(Dataset records)
━━━━━━━━

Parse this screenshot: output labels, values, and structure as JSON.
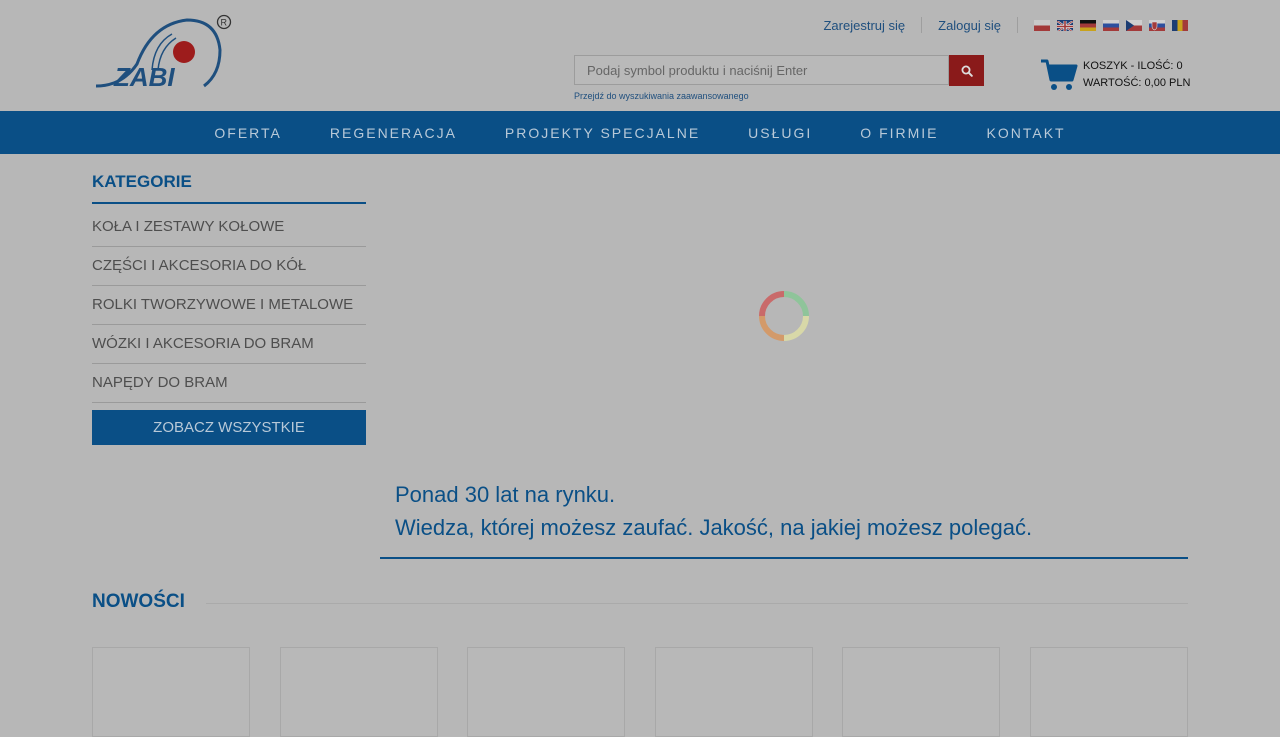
{
  "header": {
    "logo_text": "ZABI",
    "register_label": "Zarejestruj się",
    "login_label": "Zaloguj się",
    "flags": [
      "pl",
      "gb",
      "de",
      "ru",
      "cz",
      "sk",
      "ro"
    ]
  },
  "search": {
    "placeholder": "Podaj symbol produktu i naciśnij Enter",
    "value": "",
    "advanced_link": "Przejdź do wyszukiwania zaawansowanego",
    "button_icon": "search-icon"
  },
  "cart": {
    "line1": "KOSZYK - ILOŚĆ: 0",
    "line2": "WARTOŚĆ: 0,00 PLN"
  },
  "nav": {
    "items": [
      "OFERTA",
      "REGENERACJA",
      "PROJEKTY SPECJALNE",
      "USŁUGI",
      "O FIRMIE",
      "KONTAKT"
    ]
  },
  "sidebar": {
    "title": "KATEGORIE",
    "items": [
      "KOŁA I ZESTAWY KOŁOWE",
      "CZĘŚCI I AKCESORIA DO KÓŁ",
      "ROLKI TWORZYWOWE I METALOWE",
      "WÓZKI I AKCESORIA DO BRAM",
      "NAPĘDY DO BRAM"
    ],
    "all_button": "ZOBACZ WSZYSTKIE"
  },
  "tagline": {
    "line1": "Ponad 30 lat na rynku.",
    "line2": "Wiedza, której możesz zaufać. Jakość, na jakiej możesz polegać."
  },
  "news": {
    "title": "NOWOŚCI",
    "product_count": 6
  },
  "colors": {
    "brand_blue": "#0a4f86",
    "overlay": "#b7b7b7",
    "accent_red": "#8a1a1a"
  }
}
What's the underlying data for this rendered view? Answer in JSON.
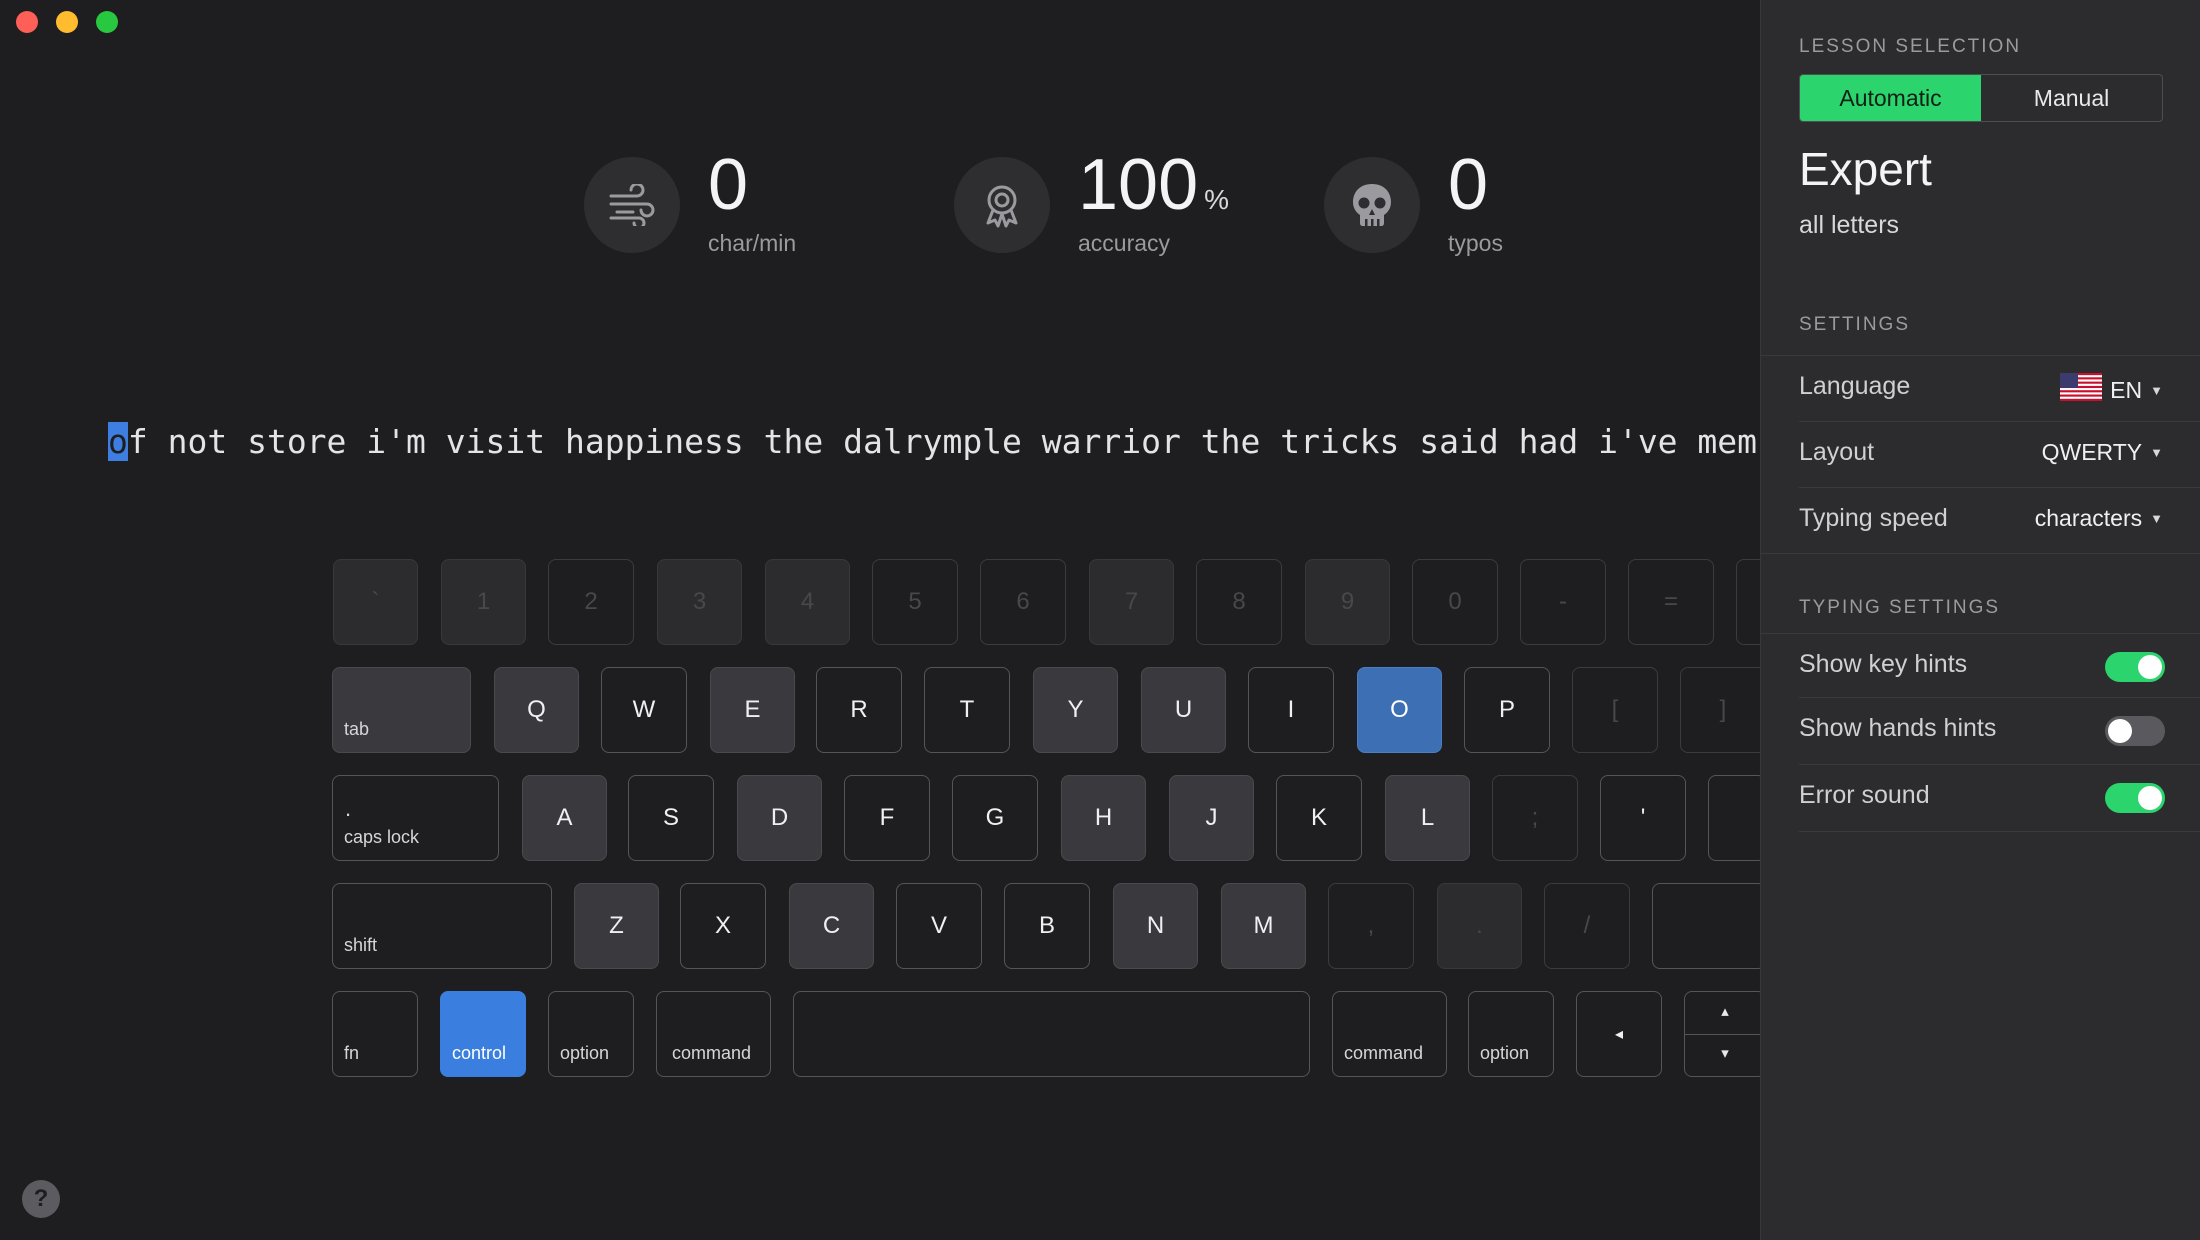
{
  "stats": [
    {
      "value": "0",
      "unit": "",
      "label": "char/min",
      "icon": "wind-icon"
    },
    {
      "value": "100",
      "unit": "%",
      "label": "accuracy",
      "icon": "award-icon"
    },
    {
      "value": "0",
      "unit": "",
      "label": "typos",
      "icon": "skull-icon"
    }
  ],
  "typing": {
    "current_char": "o",
    "rest_text": "f not store i'm visit happiness the dalrymple warrior the tricks said had i've memories"
  },
  "keyboard": {
    "row0": [
      "`",
      "1",
      "2",
      "3",
      "4",
      "5",
      "6",
      "7",
      "8",
      "9",
      "0",
      "-",
      "="
    ],
    "row1": [
      "tab",
      "Q",
      "W",
      "E",
      "R",
      "T",
      "Y",
      "U",
      "I",
      "O",
      "P",
      "[",
      "]"
    ],
    "row2": [
      "caps lock",
      "A",
      "S",
      "D",
      "F",
      "G",
      "H",
      "J",
      "K",
      "L",
      ";",
      "'"
    ],
    "row2_capslock_dot": ".",
    "row3": [
      "shift",
      "Z",
      "X",
      "C",
      "V",
      "B",
      "N",
      "M",
      ",",
      ".",
      "/"
    ],
    "row4": [
      "fn",
      "control",
      "option",
      "command",
      "",
      "command",
      "option"
    ],
    "arrow_left": "◂",
    "arrow_up": "▴",
    "arrow_down": "▾",
    "highlight_key": "O",
    "highlight_modifier": "control",
    "colors": {
      "highlight": "#3d6fb4",
      "control": "#3a7fe0"
    }
  },
  "panel": {
    "lesson_selection_title": "LESSON SELECTION",
    "mode_automatic": "Automatic",
    "mode_manual": "Manual",
    "mode_selected": "Automatic",
    "level_title": "Expert",
    "level_subtitle": "all letters",
    "settings_title": "SETTINGS",
    "language_label": "Language",
    "language_value": "EN",
    "language_flag_icon": "us-flag-icon",
    "layout_label": "Layout",
    "layout_value": "QWERTY",
    "typing_speed_label": "Typing speed",
    "typing_speed_value": "characters",
    "typing_settings_title": "TYPING SETTINGS",
    "show_key_hints_label": "Show key hints",
    "show_key_hints_on": true,
    "show_hands_hints_label": "Show hands hints",
    "show_hands_hints_on": false,
    "error_sound_label": "Error sound",
    "error_sound_on": true,
    "accent_color": "#2bd46c"
  },
  "help_label": "?"
}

━━━━━━━━

**To be done:** Reproduce the whole listing word for word, setting aside any pictures.

**Answer to the problem:**
Parse this screenshot: output labels, values, and structure as JSON.
{
  "header": {
    "logo_text": "ZABI",
    "register_label": "Zarejestruj się",
    "login_label": "Zaloguj się",
    "flags": [
      "pl",
      "gb",
      "de",
      "ru",
      "cz",
      "sk",
      "ro"
    ]
  },
  "search": {
    "placeholder": "Podaj symbol produktu i naciśnij Enter",
    "value": "",
    "advanced_link": "Przejdź do wyszukiwania zaawansowanego",
    "button_icon": "search-icon"
  },
  "cart": {
    "line1": "KOSZYK - ILOŚĆ: 0",
    "line2": "WARTOŚĆ: 0,00 PLN"
  },
  "nav": {
    "items": [
      "OFERTA",
      "REGENERACJA",
      "PROJEKTY SPECJALNE",
      "USŁUGI",
      "O FIRMIE",
      "KONTAKT"
    ]
  },
  "sidebar": {
    "title": "KATEGORIE",
    "items": [
      "KOŁA I ZESTAWY KOŁOWE",
      "CZĘŚCI I AKCESORIA DO KÓŁ",
      "ROLKI TWORZYWOWE I METALOWE",
      "WÓZKI I AKCESORIA DO BRAM",
      "NAPĘDY DO BRAM"
    ],
    "all_button": "ZOBACZ WSZYSTKIE"
  },
  "tagline": {
    "line1": "Ponad 30 lat na rynku.",
    "line2": "Wiedza, której możesz zaufać. Jakość, na jakiej możesz polegać."
  },
  "news": {
    "title": "NOWOŚCI",
    "product_count": 6
  },
  "colors": {
    "brand_blue": "#0a4f86",
    "overlay": "#b7b7b7",
    "accent_red": "#8a1a1a"
  }
}
What's the underlying data for this rendered view? Answer in JSON.
{
  "stats": [
    {
      "value": "0",
      "unit": "",
      "label": "char/min",
      "icon": "wind-icon"
    },
    {
      "value": "100",
      "unit": "%",
      "label": "accuracy",
      "icon": "award-icon"
    },
    {
      "value": "0",
      "unit": "",
      "label": "typos",
      "icon": "skull-icon"
    }
  ],
  "typing": {
    "current_char": "o",
    "rest_text": "f not store i'm visit happiness the dalrymple warrior the tricks said had i've memories"
  },
  "keyboard": {
    "row0": [
      "`",
      "1",
      "2",
      "3",
      "4",
      "5",
      "6",
      "7",
      "8",
      "9",
      "0",
      "-",
      "="
    ],
    "row1": [
      "tab",
      "Q",
      "W",
      "E",
      "R",
      "T",
      "Y",
      "U",
      "I",
      "O",
      "P",
      "[",
      "]"
    ],
    "row2": [
      "caps lock",
      "A",
      "S",
      "D",
      "F",
      "G",
      "H",
      "J",
      "K",
      "L",
      ";",
      "'"
    ],
    "row2_capslock_dot": ".",
    "row3": [
      "shift",
      "Z",
      "X",
      "C",
      "V",
      "B",
      "N",
      "M",
      ",",
      ".",
      "/"
    ],
    "row4": [
      "fn",
      "control",
      "option",
      "command",
      "",
      "command",
      "option"
    ],
    "arrow_left": "◂",
    "arrow_up": "▴",
    "arrow_down": "▾",
    "highlight_key": "O",
    "highlight_modifier": "control",
    "colors": {
      "highlight": "#3d6fb4",
      "control": "#3a7fe0"
    }
  },
  "panel": {
    "lesson_selection_title": "LESSON SELECTION",
    "mode_automatic": "Automatic",
    "mode_manual": "Manual",
    "mode_selected": "Automatic",
    "level_title": "Expert",
    "level_subtitle": "all letters",
    "settings_title": "SETTINGS",
    "language_label": "Language",
    "language_value": "EN",
    "language_flag_icon": "us-flag-icon",
    "layout_label": "Layout",
    "layout_value": "QWERTY",
    "typing_speed_label": "Typing speed",
    "typing_speed_value": "characters",
    "typing_settings_title": "TYPING SETTINGS",
    "show_key_hints_label": "Show key hints",
    "show_key_hints_on": true,
    "show_hands_hints_label": "Show hands hints",
    "show_hands_hints_on": false,
    "error_sound_label": "Error sound",
    "error_sound_on": true,
    "accent_color": "#2bd46c"
  },
  "help_label": "?"
}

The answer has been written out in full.